(What is required): Collect all lines containing the word "symbol" from the data.

(Chart and figure data)
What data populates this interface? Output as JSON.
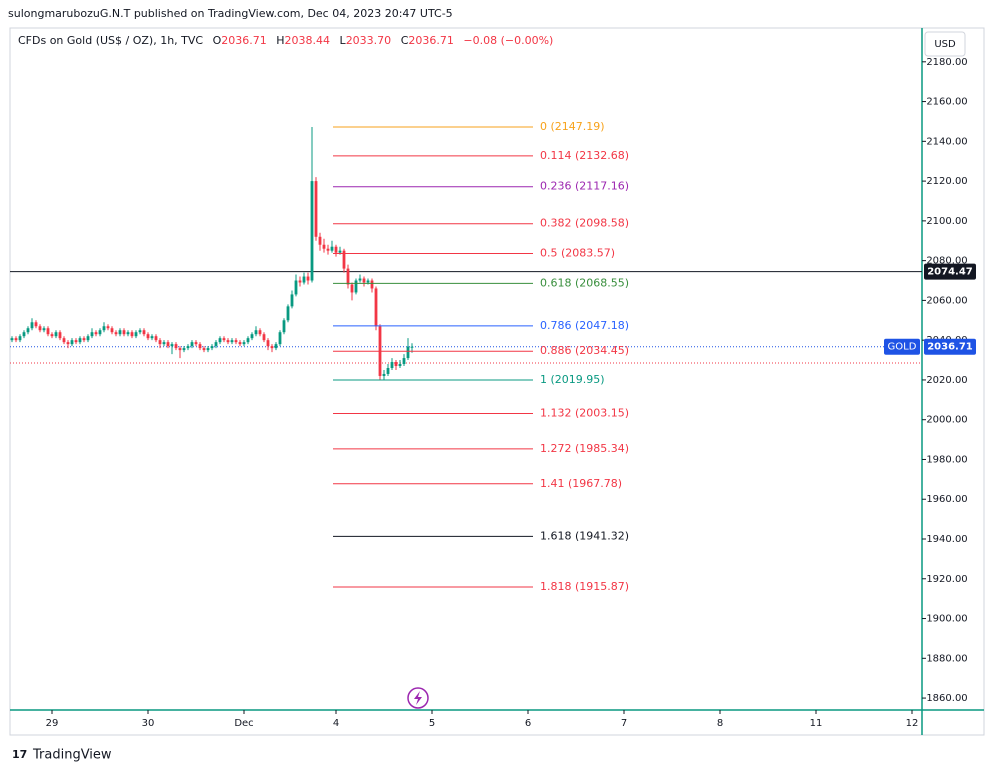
{
  "header": {
    "publish": "sulongmarubozuG.N.T published on TradingView.com, Dec 04, 2023 20:47 UTC-5",
    "symbol": "CFDs on Gold (US$ / OZ), 1h, TVC",
    "ohlc": [
      {
        "key": "O",
        "value": "2036.71"
      },
      {
        "key": "H",
        "value": "2038.44"
      },
      {
        "key": "L",
        "value": "2033.70"
      },
      {
        "key": "C",
        "value": "2036.71"
      }
    ],
    "change": "−0.08 (−0.00%)",
    "currency": "USD"
  },
  "footer": {
    "brand": "TradingView"
  },
  "chart_data": {
    "type": "candlestick",
    "up_color": "#089981",
    "down_color": "#f23645",
    "xlim": [
      -0.5,
      227.5
    ],
    "ylim": [
      1854,
      2197
    ],
    "xticks": [
      {
        "value": 10,
        "label": "29"
      },
      {
        "value": 34,
        "label": "30"
      },
      {
        "value": 58,
        "label": "Dec"
      },
      {
        "value": 81,
        "label": "4"
      },
      {
        "value": 105,
        "label": "5"
      },
      {
        "value": 129,
        "label": "6"
      },
      {
        "value": 153,
        "label": "7"
      },
      {
        "value": 177,
        "label": "8"
      },
      {
        "value": 201,
        "label": "11"
      },
      {
        "value": 225,
        "label": "12"
      }
    ],
    "yticks": [
      {
        "value": 1860,
        "label": "1860.00"
      },
      {
        "value": 1880,
        "label": "1880.00"
      },
      {
        "value": 1900,
        "label": "1900.00"
      },
      {
        "value": 1920,
        "label": "1920.00"
      },
      {
        "value": 1940,
        "label": "1940.00"
      },
      {
        "value": 1960,
        "label": "1960.00"
      },
      {
        "value": 1980,
        "label": "1980.00"
      },
      {
        "value": 2000,
        "label": "2000.00"
      },
      {
        "value": 2020,
        "label": "2020.00"
      },
      {
        "value": 2040,
        "label": "2040.00"
      },
      {
        "value": 2060,
        "label": "2060.00"
      },
      {
        "value": 2080,
        "label": "2080.00"
      },
      {
        "value": 2100,
        "label": "2100.00"
      },
      {
        "value": 2120,
        "label": "2120.00"
      },
      {
        "value": 2140,
        "label": "2140.00"
      },
      {
        "value": 2160,
        "label": "2160.00"
      },
      {
        "value": 2180,
        "label": "2180.00"
      }
    ],
    "candles": [
      [
        2040,
        2042,
        2039,
        2041
      ],
      [
        2041,
        2042,
        2039,
        2040
      ],
      [
        2040,
        2043,
        2039,
        2042
      ],
      [
        2042,
        2045,
        2041,
        2044
      ],
      [
        2044,
        2047,
        2043,
        2046
      ],
      [
        2046,
        2051,
        2045,
        2049
      ],
      [
        2049,
        2050,
        2046,
        2047
      ],
      [
        2047,
        2048,
        2044,
        2045
      ],
      [
        2045,
        2047,
        2044,
        2046
      ],
      [
        2046,
        2047,
        2042,
        2043
      ],
      [
        2043,
        2044,
        2041,
        2042
      ],
      [
        2042,
        2045,
        2041,
        2044
      ],
      [
        2044,
        2045,
        2040,
        2041
      ],
      [
        2041,
        2042,
        2038,
        2039
      ],
      [
        2039,
        2040,
        2036,
        2038
      ],
      [
        2038,
        2041,
        2037,
        2040
      ],
      [
        2040,
        2041,
        2038,
        2039
      ],
      [
        2039,
        2042,
        2038,
        2041
      ],
      [
        2041,
        2042,
        2039,
        2040
      ],
      [
        2040,
        2043,
        2039,
        2042
      ],
      [
        2042,
        2046,
        2041,
        2044
      ],
      [
        2044,
        2045,
        2042,
        2043
      ],
      [
        2043,
        2046,
        2042,
        2045
      ],
      [
        2045,
        2049,
        2044,
        2047
      ],
      [
        2047,
        2048,
        2045,
        2046
      ],
      [
        2046,
        2047,
        2043,
        2044
      ],
      [
        2044,
        2045,
        2042,
        2043
      ],
      [
        2043,
        2046,
        2042,
        2045
      ],
      [
        2045,
        2046,
        2042,
        2043
      ],
      [
        2043,
        2045,
        2042,
        2044
      ],
      [
        2044,
        2045,
        2041,
        2042
      ],
      [
        2042,
        2045,
        2041,
        2044
      ],
      [
        2044,
        2046,
        2043,
        2045
      ],
      [
        2045,
        2046,
        2042,
        2043
      ],
      [
        2043,
        2044,
        2040,
        2041
      ],
      [
        2041,
        2043,
        2040,
        2042
      ],
      [
        2042,
        2043,
        2039,
        2040
      ],
      [
        2040,
        2041,
        2036,
        2038
      ],
      [
        2038,
        2040,
        2037,
        2039
      ],
      [
        2039,
        2040,
        2036,
        2037
      ],
      [
        2037,
        2039,
        2033,
        2038
      ],
      [
        2038,
        2039,
        2035,
        2036
      ],
      [
        2036,
        2037,
        2031,
        2035
      ],
      [
        2035,
        2037,
        2034,
        2036
      ],
      [
        2036,
        2038,
        2035,
        2037
      ],
      [
        2037,
        2040,
        2036,
        2039
      ],
      [
        2039,
        2040,
        2037,
        2038
      ],
      [
        2038,
        2039,
        2035,
        2036
      ],
      [
        2036,
        2037,
        2034,
        2035
      ],
      [
        2035,
        2037,
        2034,
        2036
      ],
      [
        2036,
        2038,
        2035,
        2037
      ],
      [
        2037,
        2040,
        2036,
        2039
      ],
      [
        2039,
        2042,
        2038,
        2041
      ],
      [
        2041,
        2042,
        2039,
        2040
      ],
      [
        2040,
        2041,
        2038,
        2039
      ],
      [
        2039,
        2041,
        2038,
        2040
      ],
      [
        2040,
        2041,
        2038,
        2039
      ],
      [
        2039,
        2040,
        2037,
        2038
      ],
      [
        2038,
        2040,
        2037,
        2039
      ],
      [
        2039,
        2042,
        2038,
        2041
      ],
      [
        2041,
        2044,
        2040,
        2043
      ],
      [
        2043,
        2047,
        2042,
        2045
      ],
      [
        2045,
        2046,
        2042,
        2043
      ],
      [
        2043,
        2044,
        2039,
        2040
      ],
      [
        2040,
        2041,
        2035,
        2037
      ],
      [
        2037,
        2038,
        2034,
        2036
      ],
      [
        2036,
        2039,
        2035,
        2038
      ],
      [
        2038,
        2045,
        2037,
        2044
      ],
      [
        2044,
        2051,
        2043,
        2050
      ],
      [
        2050,
        2058,
        2049,
        2057
      ],
      [
        2057,
        2065,
        2056,
        2063
      ],
      [
        2063,
        2073,
        2062,
        2070
      ],
      [
        2070,
        2072,
        2067,
        2069
      ],
      [
        2069,
        2074,
        2068,
        2072
      ],
      [
        2072,
        2074,
        2068,
        2070
      ],
      [
        2070,
        2147.19,
        2069,
        2120
      ],
      [
        2120,
        2122,
        2090,
        2092
      ],
      [
        2092,
        2094,
        2085,
        2088
      ],
      [
        2088,
        2091,
        2084,
        2086
      ],
      [
        2086,
        2088,
        2083,
        2085
      ],
      [
        2085,
        2090,
        2084,
        2087
      ],
      [
        2087,
        2088,
        2082,
        2084
      ],
      [
        2084,
        2087,
        2083,
        2085
      ],
      [
        2085,
        2086,
        2074,
        2076
      ],
      [
        2076,
        2078,
        2066,
        2068
      ],
      [
        2068,
        2069,
        2060,
        2064
      ],
      [
        2064,
        2071,
        2063,
        2070
      ],
      [
        2070,
        2073,
        2069,
        2071
      ],
      [
        2071,
        2072,
        2067,
        2069
      ],
      [
        2069,
        2071,
        2068,
        2070
      ],
      [
        2070,
        2071,
        2064,
        2066
      ],
      [
        2066,
        2067,
        2045,
        2047
      ],
      [
        2047,
        2048,
        2019.95,
        2022
      ],
      [
        2022,
        2025,
        2020,
        2023
      ],
      [
        2023,
        2028,
        2022,
        2026
      ],
      [
        2026,
        2031,
        2025,
        2029
      ],
      [
        2029,
        2030,
        2025,
        2027
      ],
      [
        2027,
        2030,
        2026,
        2028
      ],
      [
        2028,
        2033,
        2027,
        2031
      ],
      [
        2031,
        2041,
        2030,
        2036.79
      ],
      [
        2036.71,
        2038.44,
        2033.7,
        2036.71
      ]
    ],
    "fib_levels": [
      {
        "label": "0 (2147.19)",
        "price": 2147.19,
        "color": "#f7a21b"
      },
      {
        "label": "0.114 (2132.68)",
        "price": 2132.68,
        "color": "#f23645"
      },
      {
        "label": "0.236 (2117.16)",
        "price": 2117.16,
        "color": "#9c27b0"
      },
      {
        "label": "0.382 (2098.58)",
        "price": 2098.58,
        "color": "#f23645"
      },
      {
        "label": "0.5 (2083.57)",
        "price": 2083.57,
        "color": "#f23645"
      },
      {
        "label": "0.618 (2068.55)",
        "price": 2068.55,
        "color": "#388e3c"
      },
      {
        "label": "0.786 (2047.18)",
        "price": 2047.18,
        "color": "#2962ff"
      },
      {
        "label": "0.886 (2034.45)",
        "price": 2034.45,
        "color": "#f23645"
      },
      {
        "label": "1 (2019.95)",
        "price": 2019.95,
        "color": "#089981"
      },
      {
        "label": "1.132 (2003.15)",
        "price": 2003.15,
        "color": "#f23645"
      },
      {
        "label": "1.272 (1985.34)",
        "price": 1985.34,
        "color": "#f23645"
      },
      {
        "label": "1.41 (1967.78)",
        "price": 1967.78,
        "color": "#f23645"
      },
      {
        "label": "1.618 (1941.32)",
        "price": 1941.32,
        "color": "#131722"
      },
      {
        "label": "1.818 (1915.87)",
        "price": 1915.87,
        "color": "#f23645"
      }
    ],
    "horizontal_line": {
      "price": 2074.47,
      "color": "#131722"
    },
    "prev_close_line": {
      "price": 2028.5,
      "color": "#f23645"
    },
    "last_price": {
      "symbol": "GOLD",
      "price": 2036.71,
      "color": "#1e53e5"
    }
  }
}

(Full solution):
    "symbol": "CFDs on Gold (US$ / OZ), 1h, TVC",
      "symbol": "GOLD",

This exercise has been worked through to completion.